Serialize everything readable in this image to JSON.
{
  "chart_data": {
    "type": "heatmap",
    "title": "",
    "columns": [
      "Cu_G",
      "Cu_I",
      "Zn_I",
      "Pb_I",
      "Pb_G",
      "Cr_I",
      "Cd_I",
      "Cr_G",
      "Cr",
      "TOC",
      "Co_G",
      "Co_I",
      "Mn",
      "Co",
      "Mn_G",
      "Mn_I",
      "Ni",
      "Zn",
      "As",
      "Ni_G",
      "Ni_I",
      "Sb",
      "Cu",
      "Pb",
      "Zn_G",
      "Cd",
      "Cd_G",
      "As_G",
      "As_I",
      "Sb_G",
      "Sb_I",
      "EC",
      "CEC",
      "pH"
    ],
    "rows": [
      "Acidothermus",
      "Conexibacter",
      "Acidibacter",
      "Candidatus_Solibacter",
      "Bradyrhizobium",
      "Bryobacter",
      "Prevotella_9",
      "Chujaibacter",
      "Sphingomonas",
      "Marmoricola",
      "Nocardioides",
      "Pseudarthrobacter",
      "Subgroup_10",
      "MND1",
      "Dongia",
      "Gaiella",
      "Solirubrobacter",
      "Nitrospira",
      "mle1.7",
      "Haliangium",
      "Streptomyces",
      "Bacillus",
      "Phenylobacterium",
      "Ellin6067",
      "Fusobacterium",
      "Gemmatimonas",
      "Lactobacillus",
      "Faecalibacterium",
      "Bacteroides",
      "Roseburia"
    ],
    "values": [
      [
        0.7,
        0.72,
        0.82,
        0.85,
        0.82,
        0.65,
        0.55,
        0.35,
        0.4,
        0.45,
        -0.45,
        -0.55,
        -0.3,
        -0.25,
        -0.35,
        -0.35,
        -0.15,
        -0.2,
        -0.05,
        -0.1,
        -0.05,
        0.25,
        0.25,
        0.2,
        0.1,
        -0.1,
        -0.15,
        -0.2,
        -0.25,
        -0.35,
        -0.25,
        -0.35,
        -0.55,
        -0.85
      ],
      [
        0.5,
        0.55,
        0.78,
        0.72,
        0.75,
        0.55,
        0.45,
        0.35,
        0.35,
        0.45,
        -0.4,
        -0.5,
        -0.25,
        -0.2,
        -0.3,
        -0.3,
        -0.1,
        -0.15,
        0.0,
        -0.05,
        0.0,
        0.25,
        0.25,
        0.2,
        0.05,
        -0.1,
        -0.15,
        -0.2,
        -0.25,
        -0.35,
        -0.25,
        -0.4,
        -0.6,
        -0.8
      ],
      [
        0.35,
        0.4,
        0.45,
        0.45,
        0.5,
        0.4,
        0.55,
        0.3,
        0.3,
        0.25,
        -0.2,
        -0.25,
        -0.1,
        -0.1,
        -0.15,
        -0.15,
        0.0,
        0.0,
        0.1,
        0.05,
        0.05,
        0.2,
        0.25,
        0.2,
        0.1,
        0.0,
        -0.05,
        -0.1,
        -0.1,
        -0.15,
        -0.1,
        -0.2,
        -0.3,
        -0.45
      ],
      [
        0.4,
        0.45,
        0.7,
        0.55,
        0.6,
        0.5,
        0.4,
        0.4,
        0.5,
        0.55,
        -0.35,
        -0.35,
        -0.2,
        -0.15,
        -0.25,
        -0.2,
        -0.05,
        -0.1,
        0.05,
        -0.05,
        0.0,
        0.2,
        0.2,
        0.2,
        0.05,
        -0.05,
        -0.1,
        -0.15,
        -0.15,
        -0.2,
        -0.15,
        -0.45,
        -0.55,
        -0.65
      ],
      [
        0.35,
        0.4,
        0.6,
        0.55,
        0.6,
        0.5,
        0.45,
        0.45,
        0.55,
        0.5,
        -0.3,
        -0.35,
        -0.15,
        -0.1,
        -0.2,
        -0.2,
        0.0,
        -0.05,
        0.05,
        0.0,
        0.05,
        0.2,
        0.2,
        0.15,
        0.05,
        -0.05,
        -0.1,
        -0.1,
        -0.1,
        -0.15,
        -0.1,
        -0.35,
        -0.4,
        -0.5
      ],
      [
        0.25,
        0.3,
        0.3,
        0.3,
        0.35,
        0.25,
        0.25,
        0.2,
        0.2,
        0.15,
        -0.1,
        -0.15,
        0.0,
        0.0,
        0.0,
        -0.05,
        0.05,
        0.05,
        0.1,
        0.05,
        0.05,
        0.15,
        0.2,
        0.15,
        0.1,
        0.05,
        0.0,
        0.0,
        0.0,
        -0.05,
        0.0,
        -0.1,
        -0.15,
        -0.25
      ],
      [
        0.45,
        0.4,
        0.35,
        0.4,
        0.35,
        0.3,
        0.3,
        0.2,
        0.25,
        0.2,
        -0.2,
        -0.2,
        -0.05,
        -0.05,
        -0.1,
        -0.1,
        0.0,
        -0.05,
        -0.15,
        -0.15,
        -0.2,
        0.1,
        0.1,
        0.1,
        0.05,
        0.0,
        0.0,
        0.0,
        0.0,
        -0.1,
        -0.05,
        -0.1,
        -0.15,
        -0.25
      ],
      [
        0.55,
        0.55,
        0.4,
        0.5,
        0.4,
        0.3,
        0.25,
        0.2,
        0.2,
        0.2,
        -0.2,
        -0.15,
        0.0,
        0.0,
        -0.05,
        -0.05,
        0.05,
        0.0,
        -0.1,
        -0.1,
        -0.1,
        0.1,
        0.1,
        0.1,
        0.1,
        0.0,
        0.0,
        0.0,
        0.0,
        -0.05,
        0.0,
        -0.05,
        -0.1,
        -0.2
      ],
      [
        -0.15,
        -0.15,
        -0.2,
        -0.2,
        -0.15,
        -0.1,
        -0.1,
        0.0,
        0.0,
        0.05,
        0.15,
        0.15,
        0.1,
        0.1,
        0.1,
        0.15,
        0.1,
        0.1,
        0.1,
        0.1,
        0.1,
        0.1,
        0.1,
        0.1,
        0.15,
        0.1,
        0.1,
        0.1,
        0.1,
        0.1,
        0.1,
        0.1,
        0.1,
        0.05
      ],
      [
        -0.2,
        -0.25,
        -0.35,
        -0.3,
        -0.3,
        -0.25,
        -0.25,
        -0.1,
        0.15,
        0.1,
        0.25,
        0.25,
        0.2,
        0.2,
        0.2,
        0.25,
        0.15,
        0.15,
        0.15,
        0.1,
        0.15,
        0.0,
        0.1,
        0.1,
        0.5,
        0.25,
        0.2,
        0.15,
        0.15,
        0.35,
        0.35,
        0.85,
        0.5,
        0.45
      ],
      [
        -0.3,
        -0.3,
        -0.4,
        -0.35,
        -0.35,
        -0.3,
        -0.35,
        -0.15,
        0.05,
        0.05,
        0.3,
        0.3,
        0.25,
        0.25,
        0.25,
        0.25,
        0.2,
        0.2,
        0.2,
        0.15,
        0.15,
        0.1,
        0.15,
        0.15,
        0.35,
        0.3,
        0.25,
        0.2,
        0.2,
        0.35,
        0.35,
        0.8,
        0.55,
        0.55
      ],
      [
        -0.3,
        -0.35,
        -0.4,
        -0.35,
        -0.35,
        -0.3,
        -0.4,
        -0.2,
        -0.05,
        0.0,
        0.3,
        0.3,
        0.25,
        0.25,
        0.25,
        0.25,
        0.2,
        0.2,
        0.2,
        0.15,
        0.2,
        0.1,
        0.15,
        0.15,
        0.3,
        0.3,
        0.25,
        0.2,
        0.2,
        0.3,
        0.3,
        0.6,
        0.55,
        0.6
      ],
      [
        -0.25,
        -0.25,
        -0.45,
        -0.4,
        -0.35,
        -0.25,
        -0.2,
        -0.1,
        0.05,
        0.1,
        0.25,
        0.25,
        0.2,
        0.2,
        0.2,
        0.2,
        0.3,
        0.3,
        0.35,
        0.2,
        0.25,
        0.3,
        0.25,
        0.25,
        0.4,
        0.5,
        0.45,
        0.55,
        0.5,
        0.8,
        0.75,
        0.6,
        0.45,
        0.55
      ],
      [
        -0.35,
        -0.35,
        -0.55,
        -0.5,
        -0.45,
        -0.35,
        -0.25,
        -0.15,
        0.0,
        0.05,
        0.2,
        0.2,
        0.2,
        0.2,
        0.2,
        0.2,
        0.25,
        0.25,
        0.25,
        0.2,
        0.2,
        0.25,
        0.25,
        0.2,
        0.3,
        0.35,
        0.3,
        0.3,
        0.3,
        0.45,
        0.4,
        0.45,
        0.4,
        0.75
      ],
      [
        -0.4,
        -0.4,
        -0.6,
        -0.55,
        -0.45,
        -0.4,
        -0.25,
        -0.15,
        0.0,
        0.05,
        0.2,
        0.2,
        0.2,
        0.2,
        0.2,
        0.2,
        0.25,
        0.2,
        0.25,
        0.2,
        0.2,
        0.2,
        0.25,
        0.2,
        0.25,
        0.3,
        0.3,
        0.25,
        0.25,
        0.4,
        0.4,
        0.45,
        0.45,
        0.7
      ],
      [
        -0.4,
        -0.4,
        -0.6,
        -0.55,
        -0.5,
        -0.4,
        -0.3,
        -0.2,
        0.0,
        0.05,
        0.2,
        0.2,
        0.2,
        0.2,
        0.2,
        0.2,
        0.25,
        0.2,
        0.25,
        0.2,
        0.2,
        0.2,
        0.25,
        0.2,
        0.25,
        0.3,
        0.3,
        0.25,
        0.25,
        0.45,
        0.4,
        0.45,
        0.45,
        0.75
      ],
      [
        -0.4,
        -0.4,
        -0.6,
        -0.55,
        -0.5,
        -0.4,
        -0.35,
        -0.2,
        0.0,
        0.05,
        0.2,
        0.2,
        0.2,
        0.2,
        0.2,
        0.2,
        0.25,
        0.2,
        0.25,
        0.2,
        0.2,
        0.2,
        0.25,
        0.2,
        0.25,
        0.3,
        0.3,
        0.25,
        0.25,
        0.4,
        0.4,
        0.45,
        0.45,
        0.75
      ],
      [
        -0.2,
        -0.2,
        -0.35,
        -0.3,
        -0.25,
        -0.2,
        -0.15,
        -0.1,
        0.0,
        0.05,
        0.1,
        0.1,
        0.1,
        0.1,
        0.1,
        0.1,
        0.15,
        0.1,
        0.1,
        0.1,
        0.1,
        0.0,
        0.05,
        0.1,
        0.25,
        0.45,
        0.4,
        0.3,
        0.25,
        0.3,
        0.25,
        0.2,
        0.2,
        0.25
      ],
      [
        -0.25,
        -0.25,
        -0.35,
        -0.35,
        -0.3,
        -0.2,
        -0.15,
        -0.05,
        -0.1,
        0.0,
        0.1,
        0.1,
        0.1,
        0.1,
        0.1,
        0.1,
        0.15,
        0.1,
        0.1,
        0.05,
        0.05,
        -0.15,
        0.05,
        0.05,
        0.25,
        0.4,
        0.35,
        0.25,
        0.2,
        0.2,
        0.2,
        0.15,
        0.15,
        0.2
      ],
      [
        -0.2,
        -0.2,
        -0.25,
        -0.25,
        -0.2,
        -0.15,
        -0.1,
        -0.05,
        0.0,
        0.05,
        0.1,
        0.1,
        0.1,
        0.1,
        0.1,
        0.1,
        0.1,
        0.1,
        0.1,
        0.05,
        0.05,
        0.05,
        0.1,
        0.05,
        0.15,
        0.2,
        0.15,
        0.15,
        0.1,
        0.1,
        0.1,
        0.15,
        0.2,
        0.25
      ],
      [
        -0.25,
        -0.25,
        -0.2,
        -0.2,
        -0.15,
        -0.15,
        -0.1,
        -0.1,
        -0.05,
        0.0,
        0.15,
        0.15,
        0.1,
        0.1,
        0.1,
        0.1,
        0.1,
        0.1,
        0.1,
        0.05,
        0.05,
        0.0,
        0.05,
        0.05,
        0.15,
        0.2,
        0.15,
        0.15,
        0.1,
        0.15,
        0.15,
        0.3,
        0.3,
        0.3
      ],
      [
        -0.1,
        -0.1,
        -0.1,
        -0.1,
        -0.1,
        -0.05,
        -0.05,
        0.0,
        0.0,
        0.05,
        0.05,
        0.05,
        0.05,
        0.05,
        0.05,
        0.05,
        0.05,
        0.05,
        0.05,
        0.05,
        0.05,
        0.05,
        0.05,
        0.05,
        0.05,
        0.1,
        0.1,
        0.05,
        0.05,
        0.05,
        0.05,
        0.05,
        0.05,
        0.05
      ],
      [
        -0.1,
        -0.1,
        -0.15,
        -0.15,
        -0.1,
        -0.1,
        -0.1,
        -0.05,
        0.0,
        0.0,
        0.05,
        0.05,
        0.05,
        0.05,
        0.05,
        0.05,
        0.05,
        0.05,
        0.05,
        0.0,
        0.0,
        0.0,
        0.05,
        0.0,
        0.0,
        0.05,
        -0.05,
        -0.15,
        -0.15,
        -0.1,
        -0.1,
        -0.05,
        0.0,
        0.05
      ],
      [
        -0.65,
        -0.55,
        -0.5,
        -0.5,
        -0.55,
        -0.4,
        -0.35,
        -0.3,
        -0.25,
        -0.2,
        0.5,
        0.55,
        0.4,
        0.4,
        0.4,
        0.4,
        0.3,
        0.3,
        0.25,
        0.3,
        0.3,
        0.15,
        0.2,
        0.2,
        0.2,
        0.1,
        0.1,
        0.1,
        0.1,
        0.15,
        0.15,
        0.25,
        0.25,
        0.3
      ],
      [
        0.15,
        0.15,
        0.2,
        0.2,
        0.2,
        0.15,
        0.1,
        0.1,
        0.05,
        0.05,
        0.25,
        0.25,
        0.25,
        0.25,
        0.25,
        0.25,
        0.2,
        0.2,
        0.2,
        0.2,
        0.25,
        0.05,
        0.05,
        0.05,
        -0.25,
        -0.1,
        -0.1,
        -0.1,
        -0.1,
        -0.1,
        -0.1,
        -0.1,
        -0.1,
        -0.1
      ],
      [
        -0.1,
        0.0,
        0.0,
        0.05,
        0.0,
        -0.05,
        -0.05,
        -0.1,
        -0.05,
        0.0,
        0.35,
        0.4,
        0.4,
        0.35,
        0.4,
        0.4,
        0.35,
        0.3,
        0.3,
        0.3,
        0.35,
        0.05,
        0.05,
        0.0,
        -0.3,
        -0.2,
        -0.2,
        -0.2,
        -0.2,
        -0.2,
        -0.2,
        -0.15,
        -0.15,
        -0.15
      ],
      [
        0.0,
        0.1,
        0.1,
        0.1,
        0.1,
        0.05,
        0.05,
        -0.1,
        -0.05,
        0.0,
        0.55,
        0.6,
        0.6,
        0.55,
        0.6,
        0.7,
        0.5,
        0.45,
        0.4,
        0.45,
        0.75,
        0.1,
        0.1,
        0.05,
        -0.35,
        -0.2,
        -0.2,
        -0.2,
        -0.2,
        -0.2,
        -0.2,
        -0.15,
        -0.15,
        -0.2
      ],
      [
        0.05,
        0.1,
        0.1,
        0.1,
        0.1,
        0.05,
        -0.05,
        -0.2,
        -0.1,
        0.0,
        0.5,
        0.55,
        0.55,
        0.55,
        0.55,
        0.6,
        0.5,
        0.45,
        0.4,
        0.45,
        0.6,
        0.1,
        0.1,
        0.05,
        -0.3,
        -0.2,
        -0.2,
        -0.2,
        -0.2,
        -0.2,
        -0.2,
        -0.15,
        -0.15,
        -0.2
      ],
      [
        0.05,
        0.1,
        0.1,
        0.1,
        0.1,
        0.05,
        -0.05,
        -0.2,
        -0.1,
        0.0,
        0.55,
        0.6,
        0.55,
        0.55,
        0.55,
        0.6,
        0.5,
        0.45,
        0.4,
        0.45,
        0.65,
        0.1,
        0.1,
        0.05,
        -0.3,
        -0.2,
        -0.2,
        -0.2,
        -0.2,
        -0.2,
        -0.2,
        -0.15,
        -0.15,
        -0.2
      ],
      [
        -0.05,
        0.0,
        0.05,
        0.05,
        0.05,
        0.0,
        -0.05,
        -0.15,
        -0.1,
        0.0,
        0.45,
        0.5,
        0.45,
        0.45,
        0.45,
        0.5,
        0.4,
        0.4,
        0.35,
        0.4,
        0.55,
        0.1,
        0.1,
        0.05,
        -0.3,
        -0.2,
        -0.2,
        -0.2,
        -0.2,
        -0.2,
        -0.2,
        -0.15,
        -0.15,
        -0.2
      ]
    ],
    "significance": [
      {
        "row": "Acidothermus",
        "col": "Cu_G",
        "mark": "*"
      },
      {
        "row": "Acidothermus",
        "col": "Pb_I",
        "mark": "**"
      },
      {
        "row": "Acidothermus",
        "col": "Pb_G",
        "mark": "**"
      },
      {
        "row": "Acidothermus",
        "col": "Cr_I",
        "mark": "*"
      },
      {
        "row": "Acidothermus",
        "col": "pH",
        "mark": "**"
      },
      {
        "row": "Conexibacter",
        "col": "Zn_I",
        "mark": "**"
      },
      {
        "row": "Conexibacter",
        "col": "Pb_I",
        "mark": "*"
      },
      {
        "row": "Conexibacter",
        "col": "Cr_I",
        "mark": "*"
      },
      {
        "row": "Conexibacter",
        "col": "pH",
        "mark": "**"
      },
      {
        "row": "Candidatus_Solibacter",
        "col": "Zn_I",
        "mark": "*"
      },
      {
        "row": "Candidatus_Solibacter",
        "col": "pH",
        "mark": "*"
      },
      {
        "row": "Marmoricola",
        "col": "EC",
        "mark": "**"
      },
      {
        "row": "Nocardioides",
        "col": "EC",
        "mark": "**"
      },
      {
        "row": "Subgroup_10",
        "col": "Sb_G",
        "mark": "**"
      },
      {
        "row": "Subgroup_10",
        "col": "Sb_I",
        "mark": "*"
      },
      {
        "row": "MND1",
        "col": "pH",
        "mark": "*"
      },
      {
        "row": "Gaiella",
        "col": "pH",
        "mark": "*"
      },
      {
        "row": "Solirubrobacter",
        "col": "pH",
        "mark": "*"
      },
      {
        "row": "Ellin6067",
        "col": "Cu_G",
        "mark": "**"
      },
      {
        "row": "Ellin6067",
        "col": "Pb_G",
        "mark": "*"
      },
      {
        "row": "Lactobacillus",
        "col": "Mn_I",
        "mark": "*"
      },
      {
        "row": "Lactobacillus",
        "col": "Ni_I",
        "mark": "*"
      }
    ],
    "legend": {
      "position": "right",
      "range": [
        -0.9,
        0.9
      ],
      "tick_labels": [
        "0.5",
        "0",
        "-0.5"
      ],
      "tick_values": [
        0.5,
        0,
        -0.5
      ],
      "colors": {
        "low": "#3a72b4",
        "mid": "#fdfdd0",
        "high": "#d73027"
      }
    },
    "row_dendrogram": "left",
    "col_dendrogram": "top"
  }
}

EXERCISE GOAL: Each line of the data that holds "Solirubrobacter" should be reported.

EXPECTED OUTPUT:
      "Solirubrobacter",
        "row": "Solirubrobacter",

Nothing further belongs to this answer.